Begin Exercise inputs
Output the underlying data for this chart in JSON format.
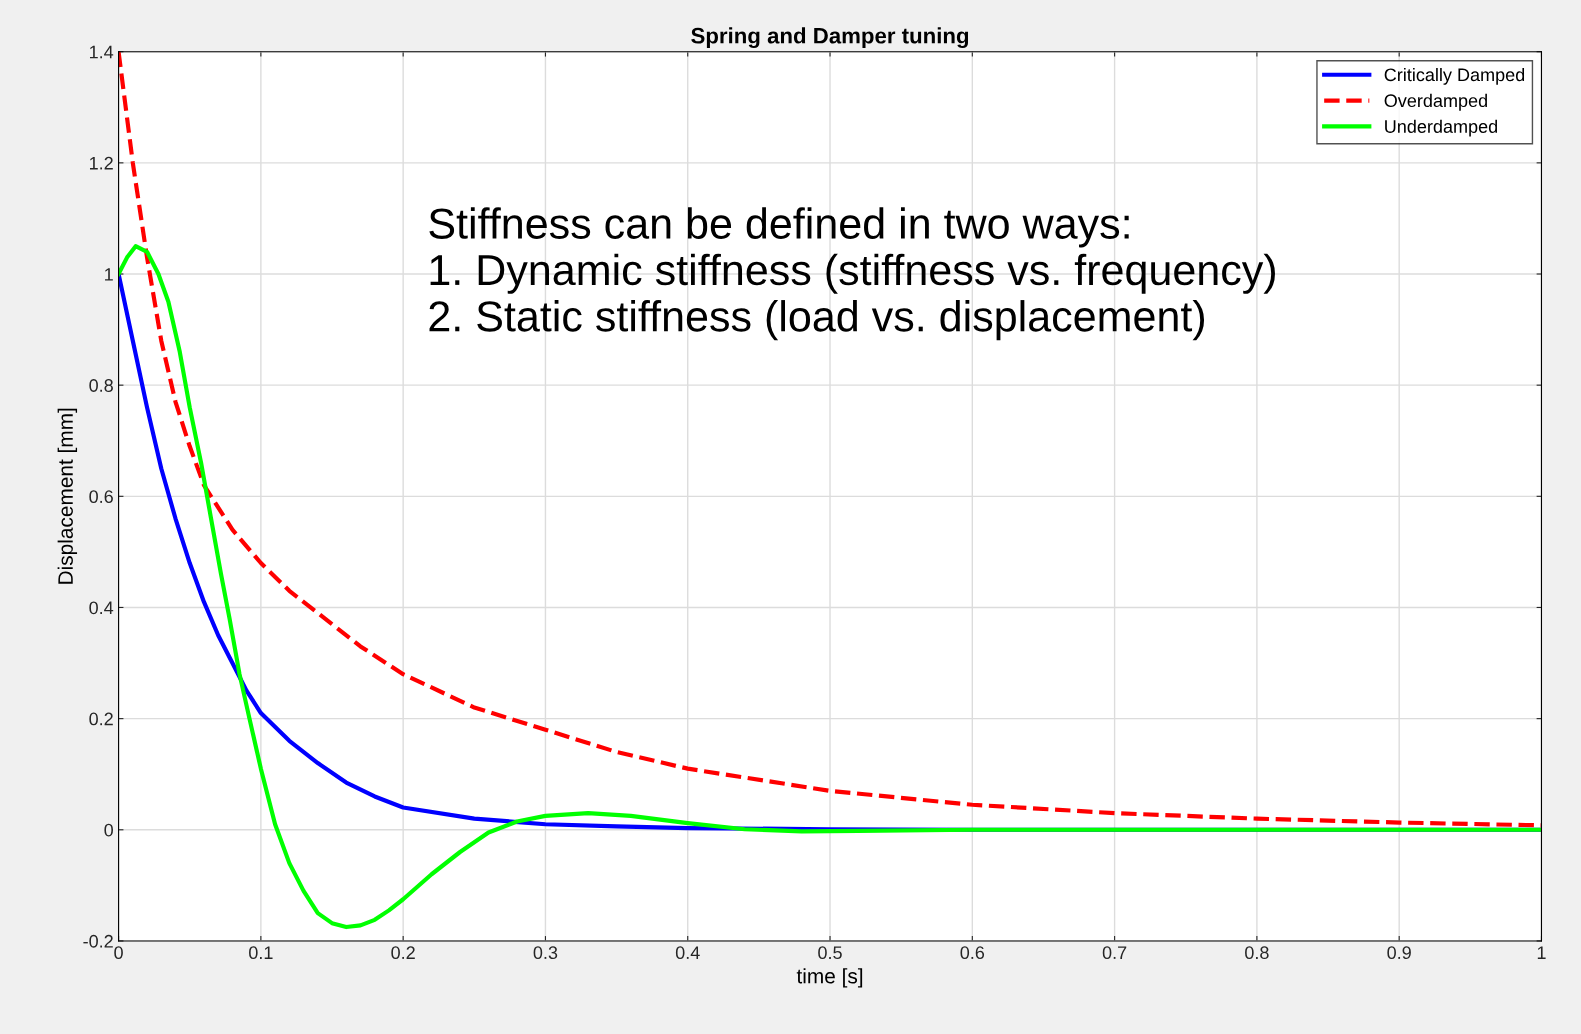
{
  "chart_data": {
    "type": "line",
    "title": "Spring and Damper tuning",
    "xlabel": "time [s]",
    "ylabel": "Displacement [mm]",
    "xlim": [
      0,
      1
    ],
    "ylim": [
      -0.2,
      1.4
    ],
    "xticks": [
      0,
      0.1,
      0.2,
      0.3,
      0.4,
      0.5,
      0.6,
      0.7,
      0.8,
      0.9,
      1
    ],
    "yticks": [
      -0.2,
      0,
      0.2,
      0.4,
      0.6,
      0.8,
      1,
      1.2,
      1.4
    ],
    "grid": true,
    "legend": "top right",
    "line_style": "solid",
    "marker": "none",
    "annotations": [
      "Stiffness can be defined in two ways:\n1. Dynamic stiffness (stiffness vs. frequency)\n2. Static stiffness (load vs. displacement)"
    ],
    "series": [
      {
        "name": "Critically Damped",
        "color": "#0000ff",
        "x": [
          0,
          0.01,
          0.02,
          0.03,
          0.04,
          0.05,
          0.06,
          0.07,
          0.08,
          0.09,
          0.1,
          0.12,
          0.14,
          0.16,
          0.18,
          0.2,
          0.25,
          0.3,
          0.35,
          0.4,
          0.5,
          0.6,
          0.8,
          1
        ],
        "values": [
          1,
          0.88,
          0.76,
          0.65,
          0.56,
          0.48,
          0.41,
          0.35,
          0.3,
          0.25,
          0.21,
          0.16,
          0.12,
          0.085,
          0.06,
          0.04,
          0.02,
          0.01,
          0.006,
          0.003,
          0.001,
          0,
          0,
          0
        ]
      },
      {
        "name": "Overdamped",
        "color": "#ff0000",
        "line_style": "dashed",
        "x": [
          0,
          0.01,
          0.02,
          0.03,
          0.04,
          0.05,
          0.06,
          0.08,
          0.1,
          0.12,
          0.15,
          0.17,
          0.2,
          0.25,
          0.3,
          0.35,
          0.4,
          0.5,
          0.6,
          0.7,
          0.8,
          0.9,
          1
        ],
        "values": [
          1.4,
          1.2,
          1.03,
          0.88,
          0.77,
          0.69,
          0.62,
          0.54,
          0.48,
          0.43,
          0.37,
          0.33,
          0.28,
          0.22,
          0.18,
          0.14,
          0.11,
          0.07,
          0.045,
          0.03,
          0.02,
          0.013,
          0.008
        ]
      },
      {
        "name": "Underdamped",
        "color": "#00ff00",
        "x": [
          0,
          0.006,
          0.012,
          0.02,
          0.028,
          0.035,
          0.043,
          0.05,
          0.058,
          0.065,
          0.072,
          0.078,
          0.085,
          0.092,
          0.1,
          0.11,
          0.12,
          0.13,
          0.14,
          0.15,
          0.16,
          0.17,
          0.18,
          0.19,
          0.2,
          0.22,
          0.24,
          0.26,
          0.28,
          0.3,
          0.33,
          0.36,
          0.4,
          0.44,
          0.48,
          0.52,
          0.6,
          0.8,
          1
        ],
        "values": [
          1,
          1.03,
          1.05,
          1.04,
          1.0,
          0.95,
          0.86,
          0.76,
          0.66,
          0.56,
          0.46,
          0.38,
          0.28,
          0.2,
          0.11,
          0.01,
          -0.06,
          -0.11,
          -0.15,
          -0.168,
          -0.175,
          -0.172,
          -0.162,
          -0.145,
          -0.125,
          -0.08,
          -0.04,
          -0.005,
          0.015,
          0.025,
          0.03,
          0.025,
          0.012,
          0.001,
          -0.003,
          -0.002,
          0,
          0,
          0
        ]
      }
    ]
  }
}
End Exercise inputs
Make an exact copy of every record, pictures excluded.

■ Problem solution:
Output the underlying data for this chart in JSON format.
{
  "chart_data": {
    "type": "line",
    "title": "Spring and Damper tuning",
    "xlabel": "time [s]",
    "ylabel": "Displacement [mm]",
    "xlim": [
      0,
      1
    ],
    "ylim": [
      -0.2,
      1.4
    ],
    "xticks": [
      0,
      0.1,
      0.2,
      0.3,
      0.4,
      0.5,
      0.6,
      0.7,
      0.8,
      0.9,
      1
    ],
    "yticks": [
      -0.2,
      0,
      0.2,
      0.4,
      0.6,
      0.8,
      1,
      1.2,
      1.4
    ],
    "grid": true,
    "legend": "top right",
    "line_style": "solid",
    "marker": "none",
    "annotations": [
      "Stiffness can be defined in two ways:\n1. Dynamic stiffness (stiffness vs. frequency)\n2. Static stiffness (load vs. displacement)"
    ],
    "series": [
      {
        "name": "Critically Damped",
        "color": "#0000ff",
        "x": [
          0,
          0.01,
          0.02,
          0.03,
          0.04,
          0.05,
          0.06,
          0.07,
          0.08,
          0.09,
          0.1,
          0.12,
          0.14,
          0.16,
          0.18,
          0.2,
          0.25,
          0.3,
          0.35,
          0.4,
          0.5,
          0.6,
          0.8,
          1
        ],
        "values": [
          1,
          0.88,
          0.76,
          0.65,
          0.56,
          0.48,
          0.41,
          0.35,
          0.3,
          0.25,
          0.21,
          0.16,
          0.12,
          0.085,
          0.06,
          0.04,
          0.02,
          0.01,
          0.006,
          0.003,
          0.001,
          0,
          0,
          0
        ]
      },
      {
        "name": "Overdamped",
        "color": "#ff0000",
        "line_style": "dashed",
        "x": [
          0,
          0.01,
          0.02,
          0.03,
          0.04,
          0.05,
          0.06,
          0.08,
          0.1,
          0.12,
          0.15,
          0.17,
          0.2,
          0.25,
          0.3,
          0.35,
          0.4,
          0.5,
          0.6,
          0.7,
          0.8,
          0.9,
          1
        ],
        "values": [
          1.4,
          1.2,
          1.03,
          0.88,
          0.77,
          0.69,
          0.62,
          0.54,
          0.48,
          0.43,
          0.37,
          0.33,
          0.28,
          0.22,
          0.18,
          0.14,
          0.11,
          0.07,
          0.045,
          0.03,
          0.02,
          0.013,
          0.008
        ]
      },
      {
        "name": "Underdamped",
        "color": "#00ff00",
        "x": [
          0,
          0.006,
          0.012,
          0.02,
          0.028,
          0.035,
          0.043,
          0.05,
          0.058,
          0.065,
          0.072,
          0.078,
          0.085,
          0.092,
          0.1,
          0.11,
          0.12,
          0.13,
          0.14,
          0.15,
          0.16,
          0.17,
          0.18,
          0.19,
          0.2,
          0.22,
          0.24,
          0.26,
          0.28,
          0.3,
          0.33,
          0.36,
          0.4,
          0.44,
          0.48,
          0.52,
          0.6,
          0.8,
          1
        ],
        "values": [
          1,
          1.03,
          1.05,
          1.04,
          1.0,
          0.95,
          0.86,
          0.76,
          0.66,
          0.56,
          0.46,
          0.38,
          0.28,
          0.2,
          0.11,
          0.01,
          -0.06,
          -0.11,
          -0.15,
          -0.168,
          -0.175,
          -0.172,
          -0.162,
          -0.145,
          -0.125,
          -0.08,
          -0.04,
          -0.005,
          0.015,
          0.025,
          0.03,
          0.025,
          0.012,
          0.001,
          -0.003,
          -0.002,
          0,
          0,
          0
        ]
      }
    ]
  }
}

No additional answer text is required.